_DO THIS_
All of the data should be repeated exactly; pictures are not part of the copy.

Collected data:
•••••

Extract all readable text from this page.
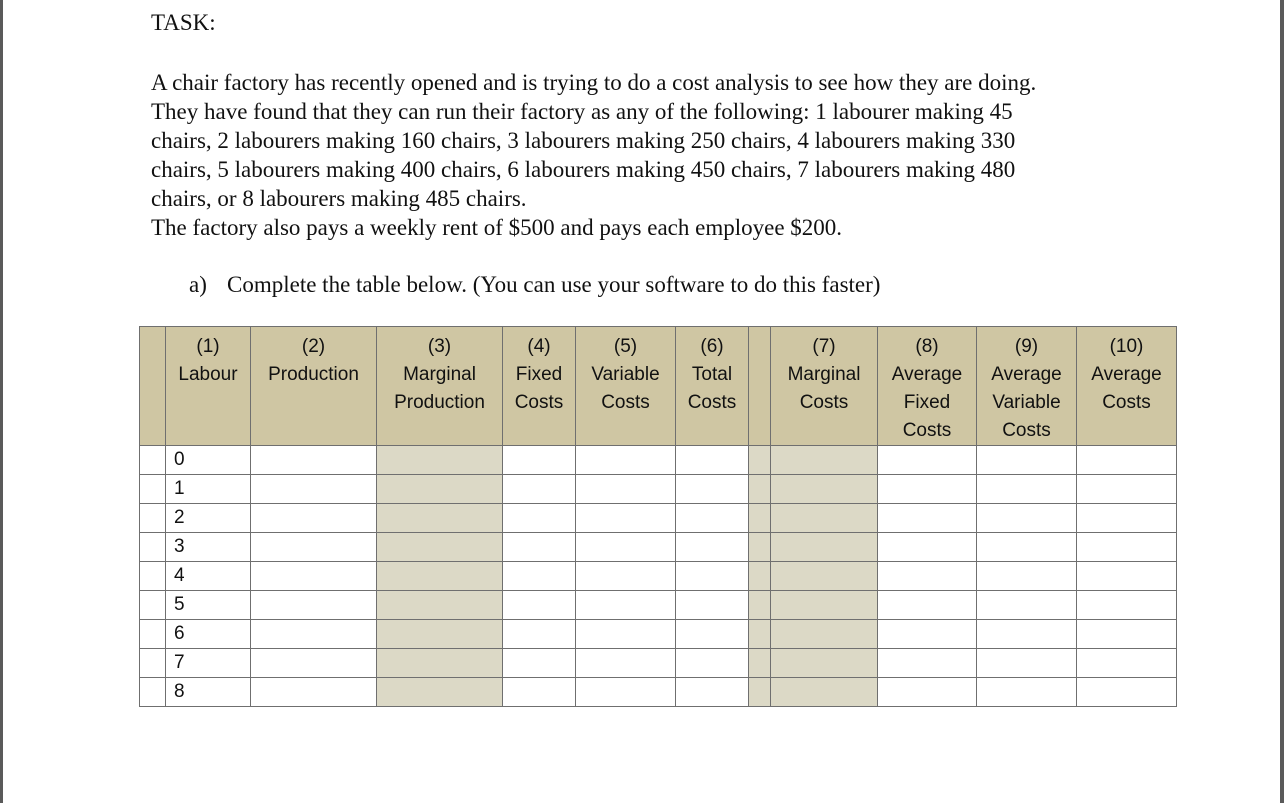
TASK:

A chair factory has recently opened and is trying to do a cost analysis to see how they are doing.

They have found that they can run their factory as any of the following: 1 labourer making 45

chairs, 2 labourers making 160 chairs, 3 labourers making 250 chairs, 4 labourers making 330

chairs, 5 labourers making 400 chairs, 6 labourers making 450 chairs, 7 labourers making 480

chairs, or 8 labourers making 485 chairs.

The factory also pays a weekly rent of $500 and pays each employee $200.

a) Complete the table below. (You can use your software to do this faster)
	(1)
Labour	(2)
Production	(3)
Marginal
Production	(4)
Fixed
Costs	(5)
Variable
Costs	(6)
Total
Costs		(7)
Marginal
Costs	(8)
Average
Fixed
Costs	(9)
Average
Variable
Costs	(10)
Average
Costs
	0										
	1										
	2										
	3										
	4										
	5										
	6										
	7										
	8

•••••

_RESPONSE BELOW_
Extract all readable text from this page.
TASK:

A chair factory has recently opened and is trying to do a cost analysis to see how they are doing.

They have found that they can run their factory as any of the following: 1 labourer making 45

chairs, 2 labourers making 160 chairs, 3 labourers making 250 chairs, 4 labourers making 330

chairs, 5 labourers making 400 chairs, 6 labourers making 450 chairs, 7 labourers making 480

chairs, or 8 labourers making 485 chairs.

The factory also pays a weekly rent of $500 and pays each employee $200.

a) Complete the table below. (You can use your software to do this faster)
	(1)
Labour	(2)
Production	(3)
Marginal
Production	(4)
Fixed
Costs	(5)
Variable
Costs	(6)
Total
Costs		(7)
Marginal
Costs	(8)
Average
Fixed
Costs	(9)
Average
Variable
Costs	(10)
Average
Costs
	0										
	1										
	2										
	3										
	4										
	5										
	6										
	7										
	8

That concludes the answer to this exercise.